Records shown:

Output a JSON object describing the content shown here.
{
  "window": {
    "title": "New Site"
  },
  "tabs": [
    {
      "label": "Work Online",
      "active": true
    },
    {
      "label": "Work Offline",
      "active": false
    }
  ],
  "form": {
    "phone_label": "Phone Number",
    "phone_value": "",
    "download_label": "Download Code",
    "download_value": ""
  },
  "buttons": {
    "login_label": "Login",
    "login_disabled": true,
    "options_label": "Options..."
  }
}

Written problem:
Write out the whole listing again. Match it word for word.

Result:
Output a JSON object describing the content shown here.
{
  "window": {
    "title": "New Site"
  },
  "tabs": [
    {
      "label": "Work Online",
      "active": true
    },
    {
      "label": "Work Offline",
      "active": false
    }
  ],
  "form": {
    "phone_label": "Phone Number",
    "phone_value": "",
    "download_label": "Download Code",
    "download_value": ""
  },
  "buttons": {
    "login_label": "Login",
    "login_disabled": true,
    "options_label": "Options..."
  }
}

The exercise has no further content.